## Brief
Quote all entries exactly, leaving pictures aside.

## Records supplied
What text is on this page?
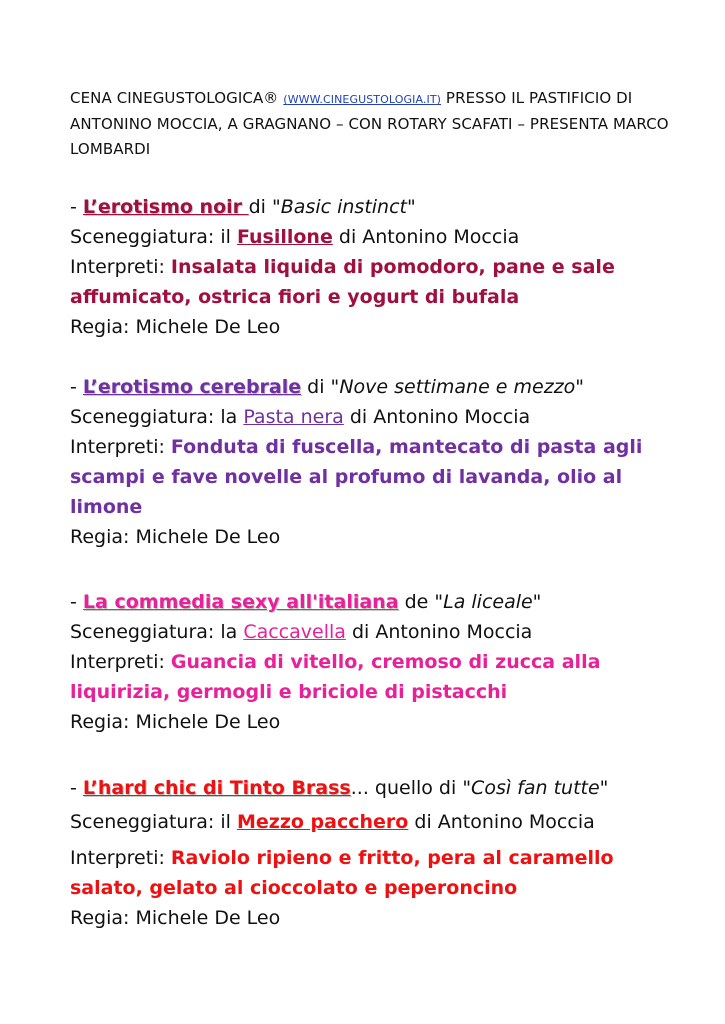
CENA CINEGUSTOLOGICA® (WWW.CINEGUSTOLOGIA.IT) PRESSO IL PASTIFICIO DI ANTONINO MOCCIA, A GRAGNANO – CON ROTARY SCAFATI – PRESENTA MARCO LOMBARDI

- L’erotismo noir di "Basic instinct"
Sceneggiatura: il Fusillone di Antonino Moccia
Interpreti: Insalata liquida di pomodoro, pane e sale affumicato, ostrica fiori e yogurt di bufala
Regia: Michele De Leo
- L’erotismo cerebrale di "Nove settimane e mezzo"
Sceneggiatura: la Pasta nera di Antonino Moccia
Interpreti: Fonduta di fuscella, mantecato di pasta agli scampi e fave novelle al profumo di lavanda, olio al limone
Regia: Michele De Leo
- La commedia sexy all'italiana de "La liceale"
Sceneggiatura: la Caccavella di Antonino Moccia
Interpreti: Guancia di vitello, cremoso di zucca alla liquirizia, germogli e briciole di pistacchi
Regia: Michele De Leo
- L’hard chic di Tinto Brass... quello di "Così fan tutte"
Sceneggiatura: il Mezzo pacchero di Antonino Moccia
Interpreti: Raviolo ripieno e fritto, pera al caramello salato, gelato al cioccolato e peperoncino
Regia: Michele De Leo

## Response
What text is on this page?
CENA CINEGUSTOLOGICA® (WWW.CINEGUSTOLOGIA.IT) PRESSO IL PASTIFICIO DI ANTONINO MOCCIA, A GRAGNANO – CON ROTARY SCAFATI – PRESENTA MARCO LOMBARDI

- L’erotismo noir di "Basic instinct"
Sceneggiatura: il Fusillone di Antonino Moccia
Interpreti: Insalata liquida di pomodoro, pane e sale affumicato, ostrica fiori e yogurt di bufala
Regia: Michele De Leo
- L’erotismo cerebrale di "Nove settimane e mezzo"
Sceneggiatura: la Pasta nera di Antonino Moccia
Interpreti: Fonduta di fuscella, mantecato di pasta agli scampi e fave novelle al profumo di lavanda, olio al limone
Regia: Michele De Leo
- La commedia sexy all'italiana de "La liceale"
Sceneggiatura: la Caccavella di Antonino Moccia
Interpreti: Guancia di vitello, cremoso di zucca alla liquirizia, germogli e briciole di pistacchi
Regia: Michele De Leo
- L’hard chic di Tinto Brass... quello di "Così fan tutte"
Sceneggiatura: il Mezzo pacchero di Antonino Moccia
Interpreti: Raviolo ripieno e fritto, pera al caramello salato, gelato al cioccolato e peperoncino
Regia: Michele De Leo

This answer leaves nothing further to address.